Problem statement >>
Compile every line that includes the word "image".

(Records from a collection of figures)
((
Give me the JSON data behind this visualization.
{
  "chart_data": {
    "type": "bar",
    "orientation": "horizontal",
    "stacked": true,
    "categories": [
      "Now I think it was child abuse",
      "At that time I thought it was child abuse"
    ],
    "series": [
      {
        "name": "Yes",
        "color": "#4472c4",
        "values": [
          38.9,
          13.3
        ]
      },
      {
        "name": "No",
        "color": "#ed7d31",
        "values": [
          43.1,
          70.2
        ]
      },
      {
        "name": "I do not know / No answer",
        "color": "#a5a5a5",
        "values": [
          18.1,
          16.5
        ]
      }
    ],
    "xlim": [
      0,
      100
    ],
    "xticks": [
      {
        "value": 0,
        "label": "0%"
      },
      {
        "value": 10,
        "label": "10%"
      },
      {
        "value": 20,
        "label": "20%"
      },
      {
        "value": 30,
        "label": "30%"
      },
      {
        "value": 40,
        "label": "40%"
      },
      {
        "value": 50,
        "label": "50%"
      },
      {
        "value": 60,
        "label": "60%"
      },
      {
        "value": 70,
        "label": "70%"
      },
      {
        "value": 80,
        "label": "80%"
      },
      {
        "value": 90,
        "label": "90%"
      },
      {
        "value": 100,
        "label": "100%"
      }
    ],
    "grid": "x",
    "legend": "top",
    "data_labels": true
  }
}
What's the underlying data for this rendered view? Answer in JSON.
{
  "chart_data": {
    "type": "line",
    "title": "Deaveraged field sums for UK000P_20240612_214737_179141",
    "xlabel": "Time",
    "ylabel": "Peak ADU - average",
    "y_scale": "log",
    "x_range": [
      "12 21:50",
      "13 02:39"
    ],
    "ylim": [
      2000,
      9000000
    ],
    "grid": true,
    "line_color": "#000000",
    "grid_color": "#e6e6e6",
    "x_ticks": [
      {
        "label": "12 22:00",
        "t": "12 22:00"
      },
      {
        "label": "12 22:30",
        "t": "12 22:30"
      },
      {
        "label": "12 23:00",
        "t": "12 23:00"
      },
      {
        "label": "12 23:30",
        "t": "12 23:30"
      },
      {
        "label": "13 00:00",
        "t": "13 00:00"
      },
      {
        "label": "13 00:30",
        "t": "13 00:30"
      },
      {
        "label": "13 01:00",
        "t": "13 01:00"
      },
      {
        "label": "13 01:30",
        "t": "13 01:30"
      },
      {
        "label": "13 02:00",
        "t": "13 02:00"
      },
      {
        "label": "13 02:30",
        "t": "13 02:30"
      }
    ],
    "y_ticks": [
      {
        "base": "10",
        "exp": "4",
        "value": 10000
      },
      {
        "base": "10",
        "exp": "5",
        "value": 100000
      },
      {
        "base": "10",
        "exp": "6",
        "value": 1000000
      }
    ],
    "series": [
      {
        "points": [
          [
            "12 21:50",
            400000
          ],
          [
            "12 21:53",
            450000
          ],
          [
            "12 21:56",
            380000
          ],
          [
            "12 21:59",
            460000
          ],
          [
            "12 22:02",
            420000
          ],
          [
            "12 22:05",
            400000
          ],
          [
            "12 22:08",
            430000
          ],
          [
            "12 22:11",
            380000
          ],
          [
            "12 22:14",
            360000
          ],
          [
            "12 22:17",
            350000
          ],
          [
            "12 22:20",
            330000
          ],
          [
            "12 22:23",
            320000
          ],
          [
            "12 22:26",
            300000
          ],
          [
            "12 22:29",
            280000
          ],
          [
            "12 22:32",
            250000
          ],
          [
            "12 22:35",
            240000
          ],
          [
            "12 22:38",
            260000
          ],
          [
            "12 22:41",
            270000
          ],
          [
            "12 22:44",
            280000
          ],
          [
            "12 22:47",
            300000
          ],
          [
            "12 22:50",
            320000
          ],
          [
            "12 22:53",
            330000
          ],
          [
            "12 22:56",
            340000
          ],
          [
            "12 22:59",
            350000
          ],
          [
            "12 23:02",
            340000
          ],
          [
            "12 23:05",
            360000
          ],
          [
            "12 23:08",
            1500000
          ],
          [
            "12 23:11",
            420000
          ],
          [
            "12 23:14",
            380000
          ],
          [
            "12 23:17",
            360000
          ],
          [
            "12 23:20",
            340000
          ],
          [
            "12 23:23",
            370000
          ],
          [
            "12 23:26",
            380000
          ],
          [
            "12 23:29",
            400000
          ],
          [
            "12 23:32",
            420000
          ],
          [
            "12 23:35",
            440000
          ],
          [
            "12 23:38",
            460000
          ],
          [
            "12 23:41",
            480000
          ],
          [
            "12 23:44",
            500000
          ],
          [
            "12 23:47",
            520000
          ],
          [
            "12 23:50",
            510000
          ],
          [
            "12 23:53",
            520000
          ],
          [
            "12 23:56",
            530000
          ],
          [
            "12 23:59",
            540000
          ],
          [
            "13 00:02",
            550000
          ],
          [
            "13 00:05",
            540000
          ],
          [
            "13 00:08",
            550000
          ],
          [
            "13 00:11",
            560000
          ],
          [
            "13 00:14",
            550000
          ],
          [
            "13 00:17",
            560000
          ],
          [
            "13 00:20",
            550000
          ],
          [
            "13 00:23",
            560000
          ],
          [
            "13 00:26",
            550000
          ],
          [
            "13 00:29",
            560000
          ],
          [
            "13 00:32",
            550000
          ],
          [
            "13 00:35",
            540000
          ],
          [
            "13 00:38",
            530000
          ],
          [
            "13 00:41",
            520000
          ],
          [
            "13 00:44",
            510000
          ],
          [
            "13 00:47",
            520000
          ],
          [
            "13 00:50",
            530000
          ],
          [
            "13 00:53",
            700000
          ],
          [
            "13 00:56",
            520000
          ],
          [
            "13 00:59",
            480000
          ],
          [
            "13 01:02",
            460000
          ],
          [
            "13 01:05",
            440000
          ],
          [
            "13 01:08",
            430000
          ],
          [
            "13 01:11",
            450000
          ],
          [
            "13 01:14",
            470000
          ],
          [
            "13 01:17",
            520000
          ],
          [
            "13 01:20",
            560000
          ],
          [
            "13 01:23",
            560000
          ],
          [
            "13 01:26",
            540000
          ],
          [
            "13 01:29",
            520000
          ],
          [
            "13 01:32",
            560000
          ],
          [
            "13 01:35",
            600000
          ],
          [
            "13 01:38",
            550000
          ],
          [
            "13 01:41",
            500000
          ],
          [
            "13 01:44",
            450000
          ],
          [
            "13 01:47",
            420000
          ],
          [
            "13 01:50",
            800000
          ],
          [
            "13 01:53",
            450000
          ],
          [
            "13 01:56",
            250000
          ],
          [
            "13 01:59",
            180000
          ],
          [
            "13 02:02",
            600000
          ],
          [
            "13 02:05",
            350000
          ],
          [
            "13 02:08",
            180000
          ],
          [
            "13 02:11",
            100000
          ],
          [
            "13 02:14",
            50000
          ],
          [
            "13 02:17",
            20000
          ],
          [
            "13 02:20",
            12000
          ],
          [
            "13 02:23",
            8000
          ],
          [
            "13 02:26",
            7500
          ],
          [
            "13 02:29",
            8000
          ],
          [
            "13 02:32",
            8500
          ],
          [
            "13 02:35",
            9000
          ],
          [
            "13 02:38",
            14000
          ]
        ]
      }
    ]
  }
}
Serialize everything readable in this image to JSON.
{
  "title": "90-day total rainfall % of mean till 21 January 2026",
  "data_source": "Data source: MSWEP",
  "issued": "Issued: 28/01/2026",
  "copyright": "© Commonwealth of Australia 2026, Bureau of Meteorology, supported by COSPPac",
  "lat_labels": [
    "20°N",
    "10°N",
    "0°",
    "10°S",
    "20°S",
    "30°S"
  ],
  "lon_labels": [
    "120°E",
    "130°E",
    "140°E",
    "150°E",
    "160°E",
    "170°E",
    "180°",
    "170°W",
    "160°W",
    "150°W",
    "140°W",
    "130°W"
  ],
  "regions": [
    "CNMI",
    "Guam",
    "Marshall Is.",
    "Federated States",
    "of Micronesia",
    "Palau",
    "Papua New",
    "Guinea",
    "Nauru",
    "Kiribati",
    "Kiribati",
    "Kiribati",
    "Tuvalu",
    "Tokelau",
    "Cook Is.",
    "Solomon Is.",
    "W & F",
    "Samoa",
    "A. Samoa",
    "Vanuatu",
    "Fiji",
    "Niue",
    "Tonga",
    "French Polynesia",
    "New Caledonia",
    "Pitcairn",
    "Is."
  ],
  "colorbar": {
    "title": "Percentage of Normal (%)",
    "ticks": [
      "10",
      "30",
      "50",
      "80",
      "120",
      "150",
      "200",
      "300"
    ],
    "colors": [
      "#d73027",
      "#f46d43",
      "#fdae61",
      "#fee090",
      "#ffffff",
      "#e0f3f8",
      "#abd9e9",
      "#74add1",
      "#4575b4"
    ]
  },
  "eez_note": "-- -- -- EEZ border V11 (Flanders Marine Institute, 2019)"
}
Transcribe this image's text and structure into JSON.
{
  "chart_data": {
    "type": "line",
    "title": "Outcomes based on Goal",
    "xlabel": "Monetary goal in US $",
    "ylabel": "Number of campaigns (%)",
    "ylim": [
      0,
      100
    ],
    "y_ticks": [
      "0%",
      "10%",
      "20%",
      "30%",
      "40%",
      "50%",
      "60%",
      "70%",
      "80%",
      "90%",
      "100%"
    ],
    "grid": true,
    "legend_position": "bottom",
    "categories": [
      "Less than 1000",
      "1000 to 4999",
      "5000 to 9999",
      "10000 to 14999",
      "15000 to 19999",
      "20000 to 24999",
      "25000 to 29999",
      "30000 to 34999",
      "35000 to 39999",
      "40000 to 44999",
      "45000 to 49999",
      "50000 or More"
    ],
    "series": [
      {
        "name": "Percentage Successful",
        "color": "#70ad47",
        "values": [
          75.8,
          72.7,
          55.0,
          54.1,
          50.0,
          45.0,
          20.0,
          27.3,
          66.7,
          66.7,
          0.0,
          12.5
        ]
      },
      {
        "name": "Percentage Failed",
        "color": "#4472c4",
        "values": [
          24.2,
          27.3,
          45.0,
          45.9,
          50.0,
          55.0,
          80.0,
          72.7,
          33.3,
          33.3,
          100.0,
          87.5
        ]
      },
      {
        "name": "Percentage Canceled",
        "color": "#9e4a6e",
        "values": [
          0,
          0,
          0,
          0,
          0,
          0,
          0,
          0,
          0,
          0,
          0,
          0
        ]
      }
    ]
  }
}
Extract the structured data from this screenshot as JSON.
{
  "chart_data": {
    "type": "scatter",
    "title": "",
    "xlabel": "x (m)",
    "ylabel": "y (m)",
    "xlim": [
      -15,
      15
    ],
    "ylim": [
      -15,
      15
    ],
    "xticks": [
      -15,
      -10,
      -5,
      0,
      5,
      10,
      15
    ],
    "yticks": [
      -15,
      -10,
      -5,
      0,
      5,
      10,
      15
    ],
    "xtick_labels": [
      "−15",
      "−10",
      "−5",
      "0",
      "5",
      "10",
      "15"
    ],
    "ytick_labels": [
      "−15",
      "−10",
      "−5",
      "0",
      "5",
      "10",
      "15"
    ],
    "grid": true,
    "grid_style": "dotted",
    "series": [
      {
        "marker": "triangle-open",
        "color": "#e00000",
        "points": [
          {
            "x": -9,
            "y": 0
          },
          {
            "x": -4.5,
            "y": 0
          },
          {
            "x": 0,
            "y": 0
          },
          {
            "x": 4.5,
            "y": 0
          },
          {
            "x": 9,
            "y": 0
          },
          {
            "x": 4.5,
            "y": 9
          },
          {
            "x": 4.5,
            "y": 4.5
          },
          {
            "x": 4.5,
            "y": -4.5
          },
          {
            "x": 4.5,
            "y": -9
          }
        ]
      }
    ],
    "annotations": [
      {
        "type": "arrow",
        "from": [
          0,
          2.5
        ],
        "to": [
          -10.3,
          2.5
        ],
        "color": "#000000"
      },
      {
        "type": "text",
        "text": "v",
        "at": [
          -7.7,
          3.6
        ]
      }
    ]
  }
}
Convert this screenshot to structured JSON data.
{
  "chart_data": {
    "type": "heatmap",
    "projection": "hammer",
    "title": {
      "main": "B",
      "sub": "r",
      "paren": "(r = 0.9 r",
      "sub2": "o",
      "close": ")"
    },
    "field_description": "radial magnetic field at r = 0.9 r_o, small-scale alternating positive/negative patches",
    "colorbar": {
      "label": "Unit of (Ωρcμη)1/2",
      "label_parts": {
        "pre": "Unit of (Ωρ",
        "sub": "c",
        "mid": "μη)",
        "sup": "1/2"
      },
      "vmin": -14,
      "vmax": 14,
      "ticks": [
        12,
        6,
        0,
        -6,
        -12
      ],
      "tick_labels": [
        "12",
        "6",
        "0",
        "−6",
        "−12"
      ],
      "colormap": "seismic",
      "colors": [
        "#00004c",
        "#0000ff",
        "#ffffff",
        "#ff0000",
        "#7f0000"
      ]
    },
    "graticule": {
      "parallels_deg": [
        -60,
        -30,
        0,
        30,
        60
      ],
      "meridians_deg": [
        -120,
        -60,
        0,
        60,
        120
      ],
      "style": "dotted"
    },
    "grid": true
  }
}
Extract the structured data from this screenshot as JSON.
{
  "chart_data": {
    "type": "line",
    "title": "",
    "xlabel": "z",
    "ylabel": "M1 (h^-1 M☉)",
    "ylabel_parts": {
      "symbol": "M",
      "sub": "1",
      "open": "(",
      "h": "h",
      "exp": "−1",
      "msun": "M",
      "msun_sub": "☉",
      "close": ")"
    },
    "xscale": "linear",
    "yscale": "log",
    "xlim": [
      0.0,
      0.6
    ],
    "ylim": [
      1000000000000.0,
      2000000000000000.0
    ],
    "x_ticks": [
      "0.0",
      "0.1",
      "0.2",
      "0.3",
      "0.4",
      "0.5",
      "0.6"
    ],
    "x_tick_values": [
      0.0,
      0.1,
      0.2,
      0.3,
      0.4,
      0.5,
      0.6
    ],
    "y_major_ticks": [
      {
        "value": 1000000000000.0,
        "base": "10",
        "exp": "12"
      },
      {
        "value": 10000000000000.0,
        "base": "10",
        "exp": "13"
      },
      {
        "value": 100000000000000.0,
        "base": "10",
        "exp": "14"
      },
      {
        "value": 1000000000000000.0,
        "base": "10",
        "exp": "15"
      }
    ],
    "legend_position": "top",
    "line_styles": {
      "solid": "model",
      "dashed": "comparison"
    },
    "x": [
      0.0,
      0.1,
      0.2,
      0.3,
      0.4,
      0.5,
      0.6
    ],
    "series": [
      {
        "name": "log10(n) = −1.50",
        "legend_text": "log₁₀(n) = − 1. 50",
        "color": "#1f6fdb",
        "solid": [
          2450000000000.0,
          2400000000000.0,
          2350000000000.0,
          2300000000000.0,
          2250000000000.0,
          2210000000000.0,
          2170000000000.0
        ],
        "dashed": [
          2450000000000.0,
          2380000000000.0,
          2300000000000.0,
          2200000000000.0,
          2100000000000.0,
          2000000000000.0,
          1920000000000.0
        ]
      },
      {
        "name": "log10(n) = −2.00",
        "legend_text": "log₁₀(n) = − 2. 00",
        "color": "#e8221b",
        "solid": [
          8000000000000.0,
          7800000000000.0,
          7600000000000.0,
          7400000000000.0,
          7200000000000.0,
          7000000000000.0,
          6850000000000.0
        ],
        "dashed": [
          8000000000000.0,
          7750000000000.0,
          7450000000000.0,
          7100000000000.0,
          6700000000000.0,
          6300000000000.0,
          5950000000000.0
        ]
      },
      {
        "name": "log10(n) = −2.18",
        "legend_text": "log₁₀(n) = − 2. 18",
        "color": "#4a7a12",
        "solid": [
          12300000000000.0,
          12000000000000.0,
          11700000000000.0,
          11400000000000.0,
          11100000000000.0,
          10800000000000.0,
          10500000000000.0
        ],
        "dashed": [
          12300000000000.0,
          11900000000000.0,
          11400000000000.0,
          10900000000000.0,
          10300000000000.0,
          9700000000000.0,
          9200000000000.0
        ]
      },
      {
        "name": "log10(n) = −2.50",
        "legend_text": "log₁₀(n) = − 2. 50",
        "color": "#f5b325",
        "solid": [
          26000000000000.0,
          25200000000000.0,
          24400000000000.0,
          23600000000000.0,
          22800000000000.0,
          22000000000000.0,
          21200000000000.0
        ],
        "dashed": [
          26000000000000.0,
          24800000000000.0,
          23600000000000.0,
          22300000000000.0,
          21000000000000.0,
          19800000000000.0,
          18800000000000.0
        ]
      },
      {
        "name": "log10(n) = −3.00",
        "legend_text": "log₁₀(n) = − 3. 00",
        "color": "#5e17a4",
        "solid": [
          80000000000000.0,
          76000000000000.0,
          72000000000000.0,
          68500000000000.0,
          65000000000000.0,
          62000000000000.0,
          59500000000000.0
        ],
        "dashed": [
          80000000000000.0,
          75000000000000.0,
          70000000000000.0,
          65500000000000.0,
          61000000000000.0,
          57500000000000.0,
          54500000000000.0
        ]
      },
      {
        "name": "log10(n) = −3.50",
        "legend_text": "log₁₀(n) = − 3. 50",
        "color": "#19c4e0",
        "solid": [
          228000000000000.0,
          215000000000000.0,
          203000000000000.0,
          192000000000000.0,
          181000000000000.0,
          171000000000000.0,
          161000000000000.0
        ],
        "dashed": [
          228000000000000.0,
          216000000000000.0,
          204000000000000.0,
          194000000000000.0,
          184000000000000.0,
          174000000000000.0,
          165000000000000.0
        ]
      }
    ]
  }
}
))
Output of the exercise >>
Serialize everything readable in this image to JSON.
Transcribe this image's text and structure into JSON.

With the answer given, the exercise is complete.